=== Data ===

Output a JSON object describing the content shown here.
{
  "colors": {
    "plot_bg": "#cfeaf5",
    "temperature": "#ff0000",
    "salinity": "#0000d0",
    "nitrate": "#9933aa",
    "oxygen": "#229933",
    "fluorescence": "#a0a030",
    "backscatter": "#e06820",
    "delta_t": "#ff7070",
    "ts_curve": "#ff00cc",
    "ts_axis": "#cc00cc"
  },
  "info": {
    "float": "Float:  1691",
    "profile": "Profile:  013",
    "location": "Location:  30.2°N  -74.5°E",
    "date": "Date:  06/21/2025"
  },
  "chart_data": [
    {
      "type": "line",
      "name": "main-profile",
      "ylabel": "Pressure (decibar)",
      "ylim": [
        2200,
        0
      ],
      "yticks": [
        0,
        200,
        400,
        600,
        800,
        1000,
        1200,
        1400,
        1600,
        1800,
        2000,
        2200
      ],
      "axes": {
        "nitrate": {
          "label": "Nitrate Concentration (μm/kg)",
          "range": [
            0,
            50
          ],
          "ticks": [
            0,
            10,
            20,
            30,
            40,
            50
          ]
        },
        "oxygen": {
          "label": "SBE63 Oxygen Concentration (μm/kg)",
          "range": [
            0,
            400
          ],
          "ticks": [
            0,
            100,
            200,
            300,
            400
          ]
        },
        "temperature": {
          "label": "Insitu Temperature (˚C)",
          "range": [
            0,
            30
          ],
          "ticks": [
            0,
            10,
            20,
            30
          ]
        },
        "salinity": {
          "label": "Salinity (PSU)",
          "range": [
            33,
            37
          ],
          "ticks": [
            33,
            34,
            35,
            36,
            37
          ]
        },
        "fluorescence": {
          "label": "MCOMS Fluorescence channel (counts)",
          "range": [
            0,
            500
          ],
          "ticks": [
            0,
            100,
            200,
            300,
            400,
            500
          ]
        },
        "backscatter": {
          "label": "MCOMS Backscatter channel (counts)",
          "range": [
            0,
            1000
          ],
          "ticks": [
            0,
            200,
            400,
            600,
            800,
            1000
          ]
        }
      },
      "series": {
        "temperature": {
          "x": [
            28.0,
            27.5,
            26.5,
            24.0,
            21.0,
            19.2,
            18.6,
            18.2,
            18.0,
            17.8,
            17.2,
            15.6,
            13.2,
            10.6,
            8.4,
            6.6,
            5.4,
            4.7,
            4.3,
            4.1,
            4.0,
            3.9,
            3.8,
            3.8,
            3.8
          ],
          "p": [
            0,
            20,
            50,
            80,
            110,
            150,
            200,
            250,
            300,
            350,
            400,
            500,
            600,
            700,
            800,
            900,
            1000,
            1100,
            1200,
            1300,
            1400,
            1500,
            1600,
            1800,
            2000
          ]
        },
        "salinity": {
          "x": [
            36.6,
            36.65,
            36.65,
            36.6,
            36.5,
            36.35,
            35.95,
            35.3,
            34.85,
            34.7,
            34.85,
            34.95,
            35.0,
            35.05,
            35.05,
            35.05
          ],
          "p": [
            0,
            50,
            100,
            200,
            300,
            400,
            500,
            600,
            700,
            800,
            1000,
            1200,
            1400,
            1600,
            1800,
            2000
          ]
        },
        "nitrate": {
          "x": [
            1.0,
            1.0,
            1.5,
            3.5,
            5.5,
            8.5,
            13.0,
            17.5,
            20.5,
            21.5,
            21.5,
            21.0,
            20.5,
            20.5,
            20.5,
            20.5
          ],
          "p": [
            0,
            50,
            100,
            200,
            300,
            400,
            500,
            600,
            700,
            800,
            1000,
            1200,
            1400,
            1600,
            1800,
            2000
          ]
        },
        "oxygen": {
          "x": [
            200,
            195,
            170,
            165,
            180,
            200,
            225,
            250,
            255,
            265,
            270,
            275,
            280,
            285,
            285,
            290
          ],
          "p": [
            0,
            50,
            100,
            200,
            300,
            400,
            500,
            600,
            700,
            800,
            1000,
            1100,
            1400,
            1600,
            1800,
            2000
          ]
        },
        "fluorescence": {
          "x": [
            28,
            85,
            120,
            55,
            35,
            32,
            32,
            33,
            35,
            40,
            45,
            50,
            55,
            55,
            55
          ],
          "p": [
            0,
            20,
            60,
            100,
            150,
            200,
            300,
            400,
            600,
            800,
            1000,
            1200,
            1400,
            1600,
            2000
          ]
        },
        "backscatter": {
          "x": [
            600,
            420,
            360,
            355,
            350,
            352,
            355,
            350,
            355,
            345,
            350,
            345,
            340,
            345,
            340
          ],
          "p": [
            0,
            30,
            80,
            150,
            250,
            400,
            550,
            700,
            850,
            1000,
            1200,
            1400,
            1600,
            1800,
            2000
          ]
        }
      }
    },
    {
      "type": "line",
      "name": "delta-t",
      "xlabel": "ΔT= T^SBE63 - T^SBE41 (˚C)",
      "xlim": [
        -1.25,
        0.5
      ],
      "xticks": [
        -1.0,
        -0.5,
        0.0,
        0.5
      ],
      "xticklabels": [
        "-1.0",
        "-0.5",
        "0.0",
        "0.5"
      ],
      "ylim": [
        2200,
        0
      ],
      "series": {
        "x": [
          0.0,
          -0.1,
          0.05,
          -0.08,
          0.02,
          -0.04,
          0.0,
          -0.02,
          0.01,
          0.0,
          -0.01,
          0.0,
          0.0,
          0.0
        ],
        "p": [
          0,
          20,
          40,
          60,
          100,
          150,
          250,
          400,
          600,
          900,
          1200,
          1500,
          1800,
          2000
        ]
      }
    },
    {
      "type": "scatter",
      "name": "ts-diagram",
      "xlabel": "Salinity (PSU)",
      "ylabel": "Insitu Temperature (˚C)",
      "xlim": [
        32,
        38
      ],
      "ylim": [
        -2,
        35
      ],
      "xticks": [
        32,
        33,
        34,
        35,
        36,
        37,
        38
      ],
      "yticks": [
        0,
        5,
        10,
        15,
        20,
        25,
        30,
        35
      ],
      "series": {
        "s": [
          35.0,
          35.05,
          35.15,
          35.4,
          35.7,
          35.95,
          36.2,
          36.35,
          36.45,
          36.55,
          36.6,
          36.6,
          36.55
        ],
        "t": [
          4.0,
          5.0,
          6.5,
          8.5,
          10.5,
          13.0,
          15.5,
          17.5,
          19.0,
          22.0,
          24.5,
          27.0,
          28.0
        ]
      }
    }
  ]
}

===

**Aim:** The records above are to be repeated exactly, in their entirety.

**Finished exercise:**
Output a JSON object describing the content shown here.
{
  "colors": {
    "plot_bg": "#cfeaf5",
    "temperature": "#ff0000",
    "salinity": "#0000d0",
    "nitrate": "#9933aa",
    "oxygen": "#229933",
    "fluorescence": "#a0a030",
    "backscatter": "#e06820",
    "delta_t": "#ff7070",
    "ts_curve": "#ff00cc",
    "ts_axis": "#cc00cc"
  },
  "info": {
    "float": "Float:  1691",
    "profile": "Profile:  013",
    "location": "Location:  30.2°N  -74.5°E",
    "date": "Date:  06/21/2025"
  },
  "chart_data": [
    {
      "type": "line",
      "name": "main-profile",
      "ylabel": "Pressure (decibar)",
      "ylim": [
        2200,
        0
      ],
      "yticks": [
        0,
        200,
        400,
        600,
        800,
        1000,
        1200,
        1400,
        1600,
        1800,
        2000,
        2200
      ],
      "axes": {
        "nitrate": {
          "label": "Nitrate Concentration (μm/kg)",
          "range": [
            0,
            50
          ],
          "ticks": [
            0,
            10,
            20,
            30,
            40,
            50
          ]
        },
        "oxygen": {
          "label": "SBE63 Oxygen Concentration (μm/kg)",
          "range": [
            0,
            400
          ],
          "ticks": [
            0,
            100,
            200,
            300,
            400
          ]
        },
        "temperature": {
          "label": "Insitu Temperature (˚C)",
          "range": [
            0,
            30
          ],
          "ticks": [
            0,
            10,
            20,
            30
          ]
        },
        "salinity": {
          "label": "Salinity (PSU)",
          "range": [
            33,
            37
          ],
          "ticks": [
            33,
            34,
            35,
            36,
            37
          ]
        },
        "fluorescence": {
          "label": "MCOMS Fluorescence channel (counts)",
          "range": [
            0,
            500
          ],
          "ticks": [
            0,
            100,
            200,
            300,
            400,
            500
          ]
        },
        "backscatter": {
          "label": "MCOMS Backscatter channel (counts)",
          "range": [
            0,
            1000
          ],
          "ticks": [
            0,
            200,
            400,
            600,
            800,
            1000
          ]
        }
      },
      "series": {
        "temperature": {
          "x": [
            28.0,
            27.5,
            26.5,
            24.0,
            21.0,
            19.2,
            18.6,
            18.2,
            18.0,
            17.8,
            17.2,
            15.6,
            13.2,
            10.6,
            8.4,
            6.6,
            5.4,
            4.7,
            4.3,
            4.1,
            4.0,
            3.9,
            3.8,
            3.8,
            3.8
          ],
          "p": [
            0,
            20,
            50,
            80,
            110,
            150,
            200,
            250,
            300,
            350,
            400,
            500,
            600,
            700,
            800,
            900,
            1000,
            1100,
            1200,
            1300,
            1400,
            1500,
            1600,
            1800,
            2000
          ]
        },
        "salinity": {
          "x": [
            36.6,
            36.65,
            36.65,
            36.6,
            36.5,
            36.35,
            35.95,
            35.3,
            34.85,
            34.7,
            34.85,
            34.95,
            35.0,
            35.05,
            35.05,
            35.05
          ],
          "p": [
            0,
            50,
            100,
            200,
            300,
            400,
            500,
            600,
            700,
            800,
            1000,
            1200,
            1400,
            1600,
            1800,
            2000
          ]
        },
        "nitrate": {
          "x": [
            1.0,
            1.0,
            1.5,
            3.5,
            5.5,
            8.5,
            13.0,
            17.5,
            20.5,
            21.5,
            21.5,
            21.0,
            20.5,
            20.5,
            20.5,
            20.5
          ],
          "p": [
            0,
            50,
            100,
            200,
            300,
            400,
            500,
            600,
            700,
            800,
            1000,
            1200,
            1400,
            1600,
            1800,
            2000
          ]
        },
        "oxygen": {
          "x": [
            200,
            195,
            170,
            165,
            180,
            200,
            225,
            250,
            255,
            265,
            270,
            275,
            280,
            285,
            285,
            290
          ],
          "p": [
            0,
            50,
            100,
            200,
            300,
            400,
            500,
            600,
            700,
            800,
            1000,
            1100,
            1400,
            1600,
            1800,
            2000
          ]
        },
        "fluorescence": {
          "x": [
            28,
            85,
            120,
            55,
            35,
            32,
            32,
            33,
            35,
            40,
            45,
            50,
            55,
            55,
            55
          ],
          "p": [
            0,
            20,
            60,
            100,
            150,
            200,
            300,
            400,
            600,
            800,
            1000,
            1200,
            1400,
            1600,
            2000
          ]
        },
        "backscatter": {
          "x": [
            600,
            420,
            360,
            355,
            350,
            352,
            355,
            350,
            355,
            345,
            350,
            345,
            340,
            345,
            340
          ],
          "p": [
            0,
            30,
            80,
            150,
            250,
            400,
            550,
            700,
            850,
            1000,
            1200,
            1400,
            1600,
            1800,
            2000
          ]
        }
      }
    },
    {
      "type": "line",
      "name": "delta-t",
      "xlabel": "ΔT= T^SBE63 - T^SBE41 (˚C)",
      "xlim": [
        -1.25,
        0.5
      ],
      "xticks": [
        -1.0,
        -0.5,
        0.0,
        0.5
      ],
      "xticklabels": [
        "-1.0",
        "-0.5",
        "0.0",
        "0.5"
      ],
      "ylim": [
        2200,
        0
      ],
      "series": {
        "x": [
          0.0,
          -0.1,
          0.05,
          -0.08,
          0.02,
          -0.04,
          0.0,
          -0.02,
          0.01,
          0.0,
          -0.01,
          0.0,
          0.0,
          0.0
        ],
        "p": [
          0,
          20,
          40,
          60,
          100,
          150,
          250,
          400,
          600,
          900,
          1200,
          1500,
          1800,
          2000
        ]
      }
    },
    {
      "type": "scatter",
      "name": "ts-diagram",
      "xlabel": "Salinity (PSU)",
      "ylabel": "Insitu Temperature (˚C)",
      "xlim": [
        32,
        38
      ],
      "ylim": [
        -2,
        35
      ],
      "xticks": [
        32,
        33,
        34,
        35,
        36,
        37,
        38
      ],
      "yticks": [
        0,
        5,
        10,
        15,
        20,
        25,
        30,
        35
      ],
      "series": {
        "s": [
          35.0,
          35.05,
          35.15,
          35.4,
          35.7,
          35.95,
          36.2,
          36.35,
          36.45,
          36.55,
          36.6,
          36.6,
          36.55
        ],
        "t": [
          4.0,
          5.0,
          6.5,
          8.5,
          10.5,
          13.0,
          15.5,
          17.5,
          19.0,
          22.0,
          24.5,
          27.0,
          28.0
        ]
      }
    }
  ]
}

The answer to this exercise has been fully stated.